-------- Task data

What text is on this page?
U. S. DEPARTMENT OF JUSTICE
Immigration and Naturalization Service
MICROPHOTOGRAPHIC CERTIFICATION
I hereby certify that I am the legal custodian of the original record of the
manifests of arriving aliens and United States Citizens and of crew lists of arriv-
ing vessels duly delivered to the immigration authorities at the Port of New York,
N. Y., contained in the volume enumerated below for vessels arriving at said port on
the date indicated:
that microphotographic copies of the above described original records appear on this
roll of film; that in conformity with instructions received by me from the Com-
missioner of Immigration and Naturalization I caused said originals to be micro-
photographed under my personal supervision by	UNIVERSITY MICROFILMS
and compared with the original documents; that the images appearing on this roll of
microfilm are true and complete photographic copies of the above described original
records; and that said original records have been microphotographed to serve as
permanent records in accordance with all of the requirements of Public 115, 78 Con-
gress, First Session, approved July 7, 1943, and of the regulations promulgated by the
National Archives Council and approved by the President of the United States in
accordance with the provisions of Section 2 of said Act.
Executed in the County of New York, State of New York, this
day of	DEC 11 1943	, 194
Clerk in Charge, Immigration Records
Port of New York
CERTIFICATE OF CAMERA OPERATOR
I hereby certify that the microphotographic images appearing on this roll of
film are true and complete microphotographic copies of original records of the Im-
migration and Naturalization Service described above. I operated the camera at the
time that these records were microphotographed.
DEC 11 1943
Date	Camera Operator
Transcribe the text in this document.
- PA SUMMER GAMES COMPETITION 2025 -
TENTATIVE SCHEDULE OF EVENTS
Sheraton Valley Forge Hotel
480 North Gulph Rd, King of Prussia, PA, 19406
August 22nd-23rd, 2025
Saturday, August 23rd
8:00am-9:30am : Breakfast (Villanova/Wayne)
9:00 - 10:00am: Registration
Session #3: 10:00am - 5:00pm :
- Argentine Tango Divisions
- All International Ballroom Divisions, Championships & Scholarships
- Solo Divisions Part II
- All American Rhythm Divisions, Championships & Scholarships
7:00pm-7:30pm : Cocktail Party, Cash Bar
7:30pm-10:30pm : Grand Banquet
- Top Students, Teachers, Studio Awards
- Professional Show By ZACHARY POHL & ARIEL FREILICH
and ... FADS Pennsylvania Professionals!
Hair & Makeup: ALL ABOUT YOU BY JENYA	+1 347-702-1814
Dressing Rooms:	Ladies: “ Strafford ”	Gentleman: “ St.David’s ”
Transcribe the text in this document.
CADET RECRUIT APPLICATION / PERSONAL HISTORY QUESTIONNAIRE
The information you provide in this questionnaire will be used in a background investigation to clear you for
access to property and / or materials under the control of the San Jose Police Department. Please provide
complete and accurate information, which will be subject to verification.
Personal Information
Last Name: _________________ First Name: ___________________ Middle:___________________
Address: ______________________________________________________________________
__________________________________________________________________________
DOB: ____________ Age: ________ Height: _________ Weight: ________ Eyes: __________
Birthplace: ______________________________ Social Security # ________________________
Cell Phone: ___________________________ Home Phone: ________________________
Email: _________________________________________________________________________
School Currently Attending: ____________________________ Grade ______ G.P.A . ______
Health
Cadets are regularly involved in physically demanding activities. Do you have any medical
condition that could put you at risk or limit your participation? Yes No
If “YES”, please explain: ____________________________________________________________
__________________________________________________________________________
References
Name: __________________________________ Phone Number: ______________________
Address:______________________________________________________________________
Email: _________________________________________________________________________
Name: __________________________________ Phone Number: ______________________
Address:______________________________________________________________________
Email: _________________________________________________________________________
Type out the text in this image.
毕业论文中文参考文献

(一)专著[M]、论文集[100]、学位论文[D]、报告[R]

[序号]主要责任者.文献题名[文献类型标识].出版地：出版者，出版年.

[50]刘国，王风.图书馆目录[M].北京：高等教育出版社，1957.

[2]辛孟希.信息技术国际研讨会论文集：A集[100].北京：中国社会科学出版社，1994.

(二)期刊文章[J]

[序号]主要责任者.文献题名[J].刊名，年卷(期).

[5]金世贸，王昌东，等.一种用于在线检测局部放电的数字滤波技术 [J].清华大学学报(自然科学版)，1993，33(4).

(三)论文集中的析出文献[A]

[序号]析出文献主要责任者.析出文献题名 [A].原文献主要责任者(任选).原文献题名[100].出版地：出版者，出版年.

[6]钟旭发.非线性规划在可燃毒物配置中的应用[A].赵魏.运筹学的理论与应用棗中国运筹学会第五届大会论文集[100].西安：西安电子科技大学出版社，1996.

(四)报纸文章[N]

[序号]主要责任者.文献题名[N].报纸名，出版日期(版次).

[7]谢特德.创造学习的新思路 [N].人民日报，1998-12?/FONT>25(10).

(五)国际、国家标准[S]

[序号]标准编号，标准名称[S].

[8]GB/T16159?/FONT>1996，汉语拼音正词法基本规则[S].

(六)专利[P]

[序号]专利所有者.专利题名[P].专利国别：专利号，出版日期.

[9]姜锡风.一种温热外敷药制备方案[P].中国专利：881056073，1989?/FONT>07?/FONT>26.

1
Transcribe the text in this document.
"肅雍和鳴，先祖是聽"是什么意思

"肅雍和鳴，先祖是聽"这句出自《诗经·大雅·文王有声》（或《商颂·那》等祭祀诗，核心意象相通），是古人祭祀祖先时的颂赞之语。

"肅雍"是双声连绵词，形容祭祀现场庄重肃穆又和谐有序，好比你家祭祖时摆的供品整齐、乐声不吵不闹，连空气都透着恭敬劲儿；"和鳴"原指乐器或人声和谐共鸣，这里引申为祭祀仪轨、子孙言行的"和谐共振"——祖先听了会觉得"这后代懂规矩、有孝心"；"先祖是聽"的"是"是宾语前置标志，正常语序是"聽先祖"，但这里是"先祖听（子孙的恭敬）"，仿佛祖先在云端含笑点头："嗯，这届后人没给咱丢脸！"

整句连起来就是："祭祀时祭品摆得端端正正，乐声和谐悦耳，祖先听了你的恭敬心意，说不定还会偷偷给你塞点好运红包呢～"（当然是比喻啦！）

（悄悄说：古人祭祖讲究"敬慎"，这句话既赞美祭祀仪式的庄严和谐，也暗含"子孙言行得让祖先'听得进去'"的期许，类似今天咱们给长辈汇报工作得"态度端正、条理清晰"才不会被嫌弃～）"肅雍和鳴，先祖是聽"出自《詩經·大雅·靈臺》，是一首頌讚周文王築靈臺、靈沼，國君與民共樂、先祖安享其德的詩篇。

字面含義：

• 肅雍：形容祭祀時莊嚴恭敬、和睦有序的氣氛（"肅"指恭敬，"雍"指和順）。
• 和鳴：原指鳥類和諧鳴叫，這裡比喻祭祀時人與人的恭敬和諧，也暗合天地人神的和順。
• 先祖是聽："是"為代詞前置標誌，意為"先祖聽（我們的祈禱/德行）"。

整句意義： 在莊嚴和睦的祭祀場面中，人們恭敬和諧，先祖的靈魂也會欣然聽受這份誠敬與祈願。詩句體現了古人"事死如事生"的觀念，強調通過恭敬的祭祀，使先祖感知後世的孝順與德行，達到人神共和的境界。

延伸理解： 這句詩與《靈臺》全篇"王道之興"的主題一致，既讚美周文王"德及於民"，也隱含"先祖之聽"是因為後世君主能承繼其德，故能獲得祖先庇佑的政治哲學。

----------------

**Exercise instructions:**
Repeat every entry exactly, please.

**Exercise solution:**
What text is on this page?
U. S. DEPARTMENT OF JUSTICE
Immigration and Naturalization Service
MICROPHOTOGRAPHIC CERTIFICATION
I hereby certify that I am the legal custodian of the original record of the
manifests of arriving aliens and United States Citizens and of crew lists of arriv-
ing vessels duly delivered to the immigration authorities at the Port of New York,
N. Y., contained in the volume enumerated below for vessels arriving at said port on
the date indicated:
that microphotographic copies of the above described original records appear on this
roll of film; that in conformity with instructions received by me from the Com-
missioner of Immigration and Naturalization I caused said originals to be micro-
photographed under my personal supervision by	UNIVERSITY MICROFILMS
and compared with the original documents; that the images appearing on this roll of
microfilm are true and complete photographic copies of the above described original
records; and that said original records have been microphotographed to serve as
permanent records in accordance with all of the requirements of Public 115, 78 Con-
gress, First Session, approved July 7, 1943, and of the regulations promulgated by the
National Archives Council and approved by the President of the United States in
accordance with the provisions of Section 2 of said Act.
Executed in the County of New York, State of New York, this
day of	DEC 11 1943	, 194
Clerk in Charge, Immigration Records
Port of New York
CERTIFICATE OF CAMERA OPERATOR
I hereby certify that the microphotographic images appearing on this roll of
film are true and complete microphotographic copies of original records of the Im-
migration and Naturalization Service described above. I operated the camera at the
time that these records were microphotographed.
DEC 11 1943
Date	Camera Operator
Transcribe the text in this document.
- PA SUMMER GAMES COMPETITION 2025 -
TENTATIVE SCHEDULE OF EVENTS
Sheraton Valley Forge Hotel
480 North Gulph Rd, King of Prussia, PA, 19406
August 22nd-23rd, 2025
Saturday, August 23rd
8:00am-9:30am : Breakfast (Villanova/Wayne)
9:00 - 10:00am: Registration
Session #3: 10:00am - 5:00pm :
- Argentine Tango Divisions
- All International Ballroom Divisions, Championships & Scholarships
- Solo Divisions Part II
- All American Rhythm Divisions, Championships & Scholarships
7:00pm-7:30pm : Cocktail Party, Cash Bar
7:30pm-10:30pm : Grand Banquet
- Top Students, Teachers, Studio Awards
- Professional Show By ZACHARY POHL & ARIEL FREILICH
and ... FADS Pennsylvania Professionals!
Hair & Makeup: ALL ABOUT YOU BY JENYA	+1 347-702-1814
Dressing Rooms:	Ladies: “ Strafford ”	Gentleman: “ St.David’s ”
Transcribe the text in this document.
CADET RECRUIT APPLICATION / PERSONAL HISTORY QUESTIONNAIRE
The information you provide in this questionnaire will be used in a background investigation to clear you for
access to property and / or materials under the control of the San Jose Police Department. Please provide
complete and accurate information, which will be subject to verification.
Personal Information
Last Name: _________________ First Name: ___________________ Middle:___________________
Address: ______________________________________________________________________
__________________________________________________________________________
DOB: ____________ Age: ________ Height: _________ Weight: ________ Eyes: __________
Birthplace: ______________________________ Social Security # ________________________
Cell Phone: ___________________________ Home Phone: ________________________
Email: _________________________________________________________________________
School Currently Attending: ____________________________ Grade ______ G.P.A . ______
Health
Cadets are regularly involved in physically demanding activities. Do you have any medical
condition that could put you at risk or limit your participation? Yes No
If “YES”, please explain: ____________________________________________________________
__________________________________________________________________________
References
Name: __________________________________ Phone Number: ______________________
Address:______________________________________________________________________
Email: _________________________________________________________________________
Name: __________________________________ Phone Number: ______________________
Address:______________________________________________________________________
Email: _________________________________________________________________________
Type out the text in this image.
毕业论文中文参考文献

(一)专著[M]、论文集[100]、学位论文[D]、报告[R]

[序号]主要责任者.文献题名[文献类型标识].出版地：出版者，出版年.

[50]刘国，王风.图书馆目录[M].北京：高等教育出版社，1957.

[2]辛孟希.信息技术国际研讨会论文集：A集[100].北京：中国社会科学出版社，1994.

(二)期刊文章[J]

[序号]主要责任者.文献题名[J].刊名，年卷(期).

[5]金世贸，王昌东，等.一种用于在线检测局部放电的数字滤波技术 [J].清华大学学报(自然科学版)，1993，33(4).

(三)论文集中的析出文献[A]

[序号]析出文献主要责任者.析出文献题名 [A].原文献主要责任者(任选).原文献题名[100].出版地：出版者，出版年.

[6]钟旭发.非线性规划在可燃毒物配置中的应用[A].赵魏.运筹学的理论与应用棗中国运筹学会第五届大会论文集[100].西安：西安电子科技大学出版社，1996.

(四)报纸文章[N]

[序号]主要责任者.文献题名[N].报纸名，出版日期(版次).

[7]谢特德.创造学习的新思路 [N].人民日报，1998-12?/FONT>25(10).

(五)国际、国家标准[S]

[序号]标准编号，标准名称[S].

[8]GB/T16159?/FONT>1996，汉语拼音正词法基本规则[S].

(六)专利[P]

[序号]专利所有者.专利题名[P].专利国别：专利号，出版日期.

[9]姜锡风.一种温热外敷药制备方案[P].中国专利：881056073，1989?/FONT>07?/FONT>26.

1
Transcribe the text in this document.
"肅雍和鳴，先祖是聽"是什么意思

"肅雍和鳴，先祖是聽"这句出自《诗经·大雅·文王有声》（或《商颂·那》等祭祀诗，核心意象相通），是古人祭祀祖先时的颂赞之语。

"肅雍"是双声连绵词，形容祭祀现场庄重肃穆又和谐有序，好比你家祭祖时摆的供品整齐、乐声不吵不闹，连空气都透着恭敬劲儿；"和鳴"原指乐器或人声和谐共鸣，这里引申为祭祀仪轨、子孙言行的"和谐共振"——祖先听了会觉得"这后代懂规矩、有孝心"；"先祖是聽"的"是"是宾语前置标志，正常语序是"聽先祖"，但这里是"先祖听（子孙的恭敬）"，仿佛祖先在云端含笑点头："嗯，这届后人没给咱丢脸！"

整句连起来就是："祭祀时祭品摆得端端正正，乐声和谐悦耳，祖先听了你的恭敬心意，说不定还会偷偷给你塞点好运红包呢～"（当然是比喻啦！）

（悄悄说：古人祭祖讲究"敬慎"，这句话既赞美祭祀仪式的庄严和谐，也暗含"子孙言行得让祖先'听得进去'"的期许，类似今天咱们给长辈汇报工作得"态度端正、条理清晰"才不会被嫌弃～）"肅雍和鳴，先祖是聽"出自《詩經·大雅·靈臺》，是一首頌讚周文王築靈臺、靈沼，國君與民共樂、先祖安享其德的詩篇。

字面含義：

• 肅雍：形容祭祀時莊嚴恭敬、和睦有序的氣氛（"肅"指恭敬，"雍"指和順）。
• 和鳴：原指鳥類和諧鳴叫，這裡比喻祭祀時人與人的恭敬和諧，也暗合天地人神的和順。
• 先祖是聽："是"為代詞前置標誌，意為"先祖聽（我們的祈禱/德行）"。

整句意義： 在莊嚴和睦的祭祀場面中，人們恭敬和諧，先祖的靈魂也會欣然聽受這份誠敬與祈願。詩句體現了古人"事死如事生"的觀念，強調通過恭敬的祭祀，使先祖感知後世的孝順與德行，達到人神共和的境界。

延伸理解： 這句詩與《靈臺》全篇"王道之興"的主題一致，既讚美周文王"德及於民"，也隱含"先祖之聽"是因為後世君主能承繼其德，故能獲得祖先庇佑的政治哲學。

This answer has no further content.